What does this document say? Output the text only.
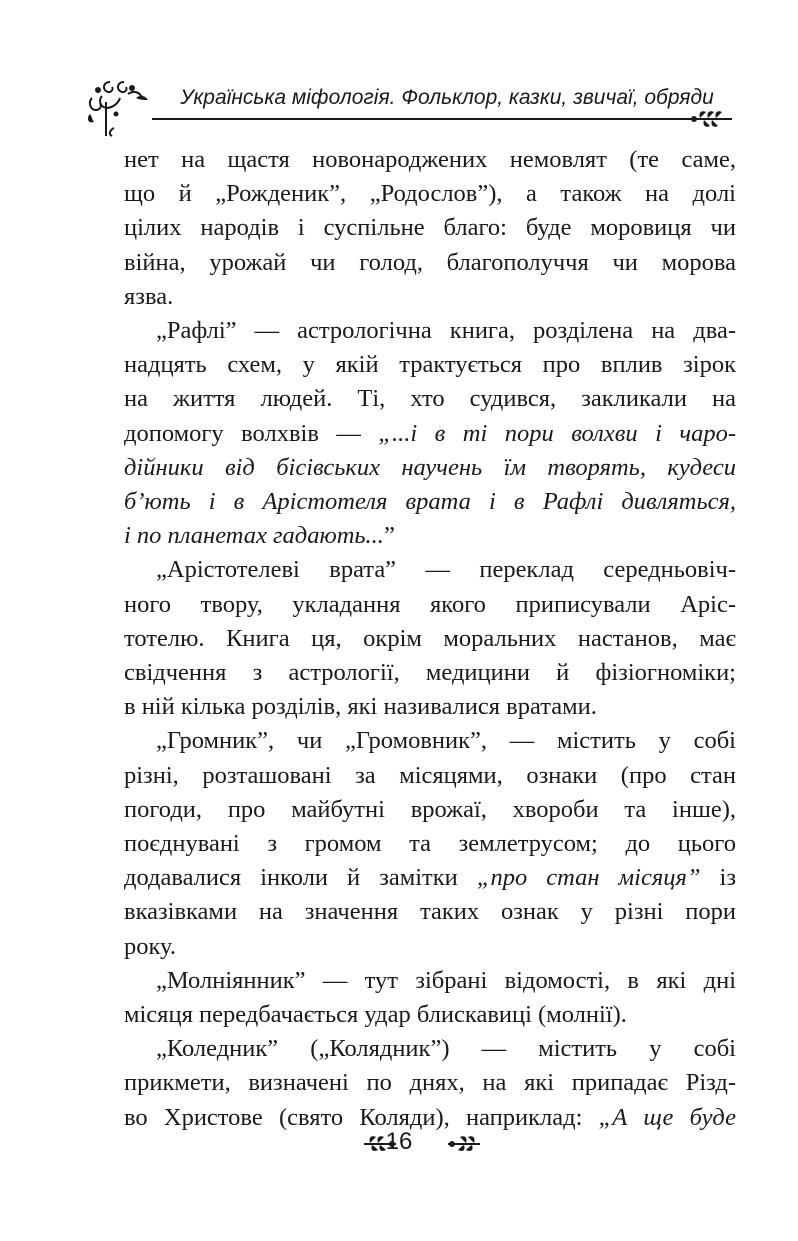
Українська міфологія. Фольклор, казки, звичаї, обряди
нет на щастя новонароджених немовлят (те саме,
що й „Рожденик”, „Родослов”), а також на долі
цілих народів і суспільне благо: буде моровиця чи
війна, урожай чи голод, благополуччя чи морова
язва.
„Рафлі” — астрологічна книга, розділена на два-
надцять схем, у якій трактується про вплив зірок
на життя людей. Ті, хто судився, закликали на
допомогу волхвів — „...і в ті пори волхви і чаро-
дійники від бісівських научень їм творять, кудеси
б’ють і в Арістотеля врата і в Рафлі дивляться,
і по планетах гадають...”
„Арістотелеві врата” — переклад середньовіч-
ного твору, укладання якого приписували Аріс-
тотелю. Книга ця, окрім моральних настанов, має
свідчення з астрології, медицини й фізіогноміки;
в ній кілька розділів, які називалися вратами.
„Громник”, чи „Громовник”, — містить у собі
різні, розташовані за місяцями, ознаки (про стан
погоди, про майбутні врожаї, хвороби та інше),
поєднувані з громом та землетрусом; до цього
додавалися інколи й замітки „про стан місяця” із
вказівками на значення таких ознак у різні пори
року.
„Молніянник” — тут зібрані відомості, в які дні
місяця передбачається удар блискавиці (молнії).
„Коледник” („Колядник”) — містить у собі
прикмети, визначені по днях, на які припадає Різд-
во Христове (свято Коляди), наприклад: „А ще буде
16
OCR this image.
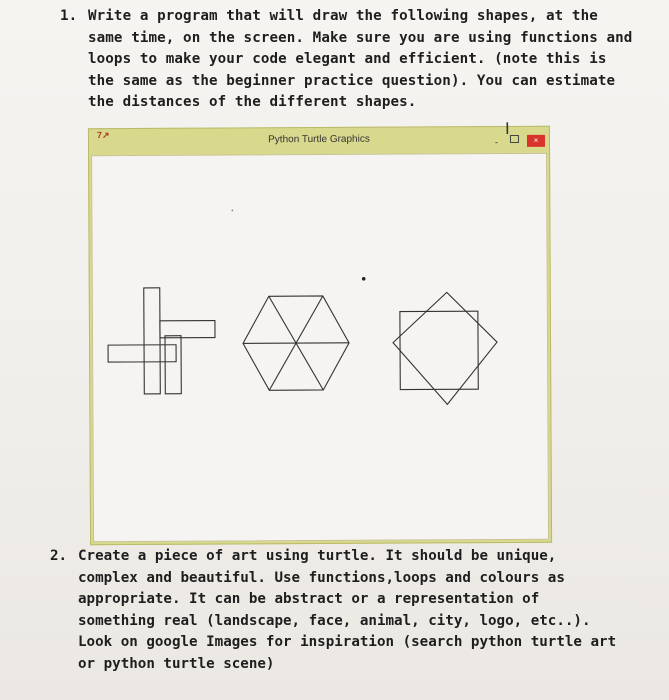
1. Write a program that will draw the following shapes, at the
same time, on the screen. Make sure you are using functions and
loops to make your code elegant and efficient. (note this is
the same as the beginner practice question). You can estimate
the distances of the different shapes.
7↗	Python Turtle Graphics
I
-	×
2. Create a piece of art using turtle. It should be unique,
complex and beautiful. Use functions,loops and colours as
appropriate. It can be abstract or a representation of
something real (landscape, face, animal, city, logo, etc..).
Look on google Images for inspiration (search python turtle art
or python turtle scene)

▶ **EXERCISE BRIEF**: Extract each line from the entries above that contains the string "Рафлі".

▶ **ANSWER TO THE PROBLEM**:
„Рафлі” — астрологічна книга, розділена на два-
б’ють і в Арістотеля врата і в Рафлі дивляться,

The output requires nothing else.